● WHAT IS BEING ASKED: Scan each line of the records for the word "später" and extract the ones that have it.

-- BEGIN MATERIAL SHOWN --

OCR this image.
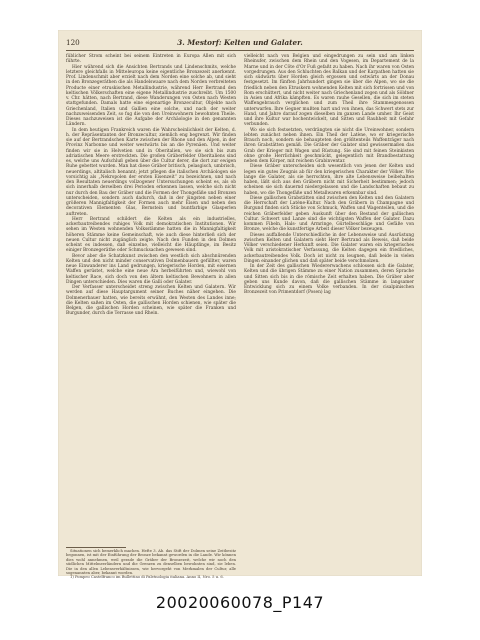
120	3. Mestorf: Kelten und Galater.

füblicher Strom scheint bei seinem Eintreten in Europa Allen mit sich führte.

Hier während sich die Ansichten Bertrands und Lindenschmits, welche letztere gleichfalls in Mitteleuropa keine eigentliche Bronzezeit anerkennt. Prof. Lindenschmit aber erzielt nach dem Norden eine solche ab, und sieht in den Bronzegeräthen die als Handelswaare nach dem Norden verbreiteten Producte einer etruskischen Metallindustrie, während Herr Bertrand den keltischen Völkerschaften eine eigene Metallindustrie zuschreibt. Um 1500 v. Chr. hätten, nach Bertrand, diese Wanderungen von Osten nach Westen stattgefunden. Damals hatte eine eigenartige Bronzecultur, Objekte nach Griechenland, Italien und Gallien eine solche, und nach der weiter nachzuweisenden Zeit, so fug die von den Ureinwohnern bewohnten Theile. Dieses nachzuweisen ist die Aufgabe der Archäologie in den genannten Ländern.

In dem heutigen Frankreich waren die Wahrscheinlichkeit der Kelten, d. h. der Repräsentanten der Bronzecultur, ziemlich eng begrenzt. Wir finden sie auf der Bertrandschen Karte zwischen der Rhone und den Alpen, in der Provinz Narbonne und weiter westwärts bis an die Pyrenäen. Und weiter finden wir sie in Helvetien und in Oberitalien, wo sie sich bis zum adriatischen Meere erstreckten. Die großen Gräberfelder Oberitaliens sind es, welche uns Aufschluß geben über die Cultur derer, die dort zur ewigen Ruhe gebettet wurden. Man hat diese Gräber britisch, pelasgisch, umbrisch, neuerdings, altitalisch benannt; jetzt pflegen die italischen Archäologen sie vorsichtig als „Nekropolen der ersten Eisenzeit“ zu bezeichnen, und nach den Resultaten neuerdings vollzogener Untersuchungen scheint es, als ob sich innerhalb derselben drei Perioden erkennen lassen, welche sich nicht nur durch den Bau der Gräber und die Formen der Thongefäße und Bronzen unterscheiden, sondern auch dadurch, daß in der jüngsten neben einer größeren Mannigfaltigkeit der Formen auch mehr Eisen und neben den decorativen Elementen Glas, Bernstein und buntfarbige Glasperlen auftreten.

Herr Bertrand schildert die Kelten als ein industrielles, ackerbautreibendes ruhiges Volk mit demokratischen Institutionen. Wir sehen im Westen wohnenden Volksstämme hatten die in Mannigfaltigkeit höheren Stämme keine Gemeinschaft, wie auch diese hinterließ sich der neuen Cultur nicht zugänglich zeigte. Nach den Funden in den Dolmen scheint es indessen, daß einzelne, vielleicht die Häuptlinge, im Besitz einiger Bronzegeräthe oder Schmucksachen gewesen sind.

Bevor aber die Schatzkunst zwischen den westlich sich abschnürenden Kelten und den nicht minder conservativen Dolmenbauern gefüllter, waren neue Einwanderer ins Land gedrungen, kriegerische Horden, mit eisernen Waffen gerüstet, welche eine neue Ära herbeiführten und, wiewohl von keltischer Race, sich doch von den ältern keltischen Bewohnern in allen Dingen unterschieden. Dies waren die Galli oder Galater.

Der Verfasser unterscheidet streng zwischen Kelten und Galatern. Wir werden auf diese Hauptargument seiner Buches näher eingehen. Die Dolmenerbauer hatten, wie bereits erwähnt, den Westen des Landes inne; die Kelten saßen im Osten, die gallischen Horden schienen, wie später die Belgen, die gallischen Horden scheinen, wie später die Franken und Burgunder, durch die Terrasse und Rhein.

vielleicht nach von Belgien und eingedrungen zu sein und am linken Rheinufer, zwischen dem Rhein und den Vogesen, im Departement de la Marne und in der Côte d'Or Fuß gefaßt zu haben. Nach ihr waren von Osten vorgedrungen. Aus den Schluchten des Balkan und der Karpathen hatten sie sich südwärts über Horden gleich ergossen und ostwärts an der Donau festgesetzt. Im fünften Jahrhundert gingen sie über die Alpen, wo sie die friedlich neben den Etruskern wohnenden Kelten mit sich fortrissen und von Rom erschüttert, und nicht weiter nach Griechenland zogen und als Söldner in Asien und Afrika kämpften. Es waren rauhe Gesellen, die sich im steten Waffengebrauch verglichen und zum Theil ihre Stammesgenossen unterwarfen. Ihre Gegner mußten hart und von ihnen, das Schwert stets zur Hand, und Jahre darauf zogen dieselben im ganzen Lande umher. Ihr Geist und ihre Kultur war hochentwickelt, und Sitten und Rauhheit mit Gefahr verbunden.

Wo sie sich festsetzten, verdrängten sie nicht die Ureinwohner, sondern lebten zunächst neben ihnen. Ein Theil der Latène, wo er kriegerische Brauch noch, sondern sie behaupteten den größtenteils Waffenträger nach ihren Grabstätten gemäß. Die Gräber der Galater sind gewissermaßen das Grab der Krieger mit Wagen und Rüstung. Sie sind mit feinen Steinkisten ohne große Herrlichkeit geschmückt, gelegentlich mit Brandbestattung neben dem Körper, mit reichem Grabinventar.

Diese Gräber unterscheiden sich wesentlich von jenen der Kelten und legen ein gutes Zeugnis ab für den kriegerischen Charakter der Völker. Wie lange die Galater, als sie herrschten, ihre alte Lebensweise beibehalten haben, läßt sich aus den Gräbern nicht mit Sicherheit bestimmen; jedoch scheinen sie sich dauernd niedergelassen und die Landschaften bebaut zu haben, wo die Thongefäße und Metallwaren erkennbar sind.

Diese gallischen Grabstätten sind zwischen den Kelten und den Galatern die Herrschaft der Latène-Kultur. Nach den Gräbern in Champagne und Burgund finden sich Stücke von Schmuck, Waffen und Wagenteilen, und die reichen Gräberfelder geben Auskunft über den Bestand der gallischen Cultur. Schwert und Lanze sind die wichtigsten Waffen der Galater. Dazu kommen Fibeln, Hals- und Armringe, Gürtelbeschläge und Gefäße von Bronze, welche die kunstfertige Arbeit dieser Völker bezeugen.

Dieses auffallende Unterschiedliche in der Lebensweise und Ausrüstung zwischen Kelten und Galatern sieht Herr Bertrand als Beweis, daß beide Völker verschiedener Herkunft seien. Die Galater waren ein kriegerisches Volk mit aristokratischer Verfassung, die Kelten dagegen ein friedliches, ackerbautreibendes Volk. Doch ist nicht zu leugnen, daß beide in vielen Dingen einander glichen und daß später beide verschmolzen.

In der Zeit des gallischen Wiedererwachens schlossen sich die Galater, Kelten und die übrigen Stämme zu einer Nation zusammen, deren Sprache und Sitten sich bis in die römische Zeit erhalten haben. Die Gräber aber geben uns Kunde davon, daß die gallischen Stämme in langsamer Entwicklung sich zu einem Volke verbanden. In der cisalpinischen Bronzezeit von Primentdorf (Posen) lag

Situationen sich bemerklich machen. Hefte 3. Ab. das Stift der Dolmen seine Zeitbesitz begonnen, ist mit der Einführung der Bronze bekannt geworden in die Lande. Wir können dies wohl annehmen, weil gerade die Gräber der Bronzezeit, welche wir noch den südlichen Mittelmeerländern und die Grenzen zu denselben bewohnten sind, sie leben. Die in den allen Lebensverhältnissen, wie hervorgeht von Merkmalen der Cultur, alle sogenannten aber, bekannt worden.

1) Pompeo Castelfranco im Bullettino di Paletnologia italiana. Anno II, Nro. 5 u. 6.

20020060078_P147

-- END MATERIAL SHOWN --

● SOLUTION FOR THIS EXERCISE:
Der Verfasser unterscheidet streng zwischen Kelten und Galatern. Wir werden auf diese Hauptargument seiner Buches näher eingehen. Die Dolmenerbauer hatten, wie bereits erwähnt, den Westen des Landes inne; die Kelten saßen im Osten, die gallischen Horden schienen, wie später die Belgen, die gallischen Horden scheinen, wie später die Franken und Burgunder, durch die Terrasse und Rhein.
Dieses auffallende Unterschiedliche in der Lebensweise und Ausrüstung zwischen Kelten und Galatern sieht Herr Bertrand als Beweis, daß beide Völker verschiedener Herkunft seien. Die Galater waren ein kriegerisches Volk mit aristokratischer Verfassung, die Kelten dagegen ein friedliches, ackerbautreibendes Volk. Doch ist nicht zu leugnen, daß beide in vielen Dingen einander glichen und daß später beide verschmolzen.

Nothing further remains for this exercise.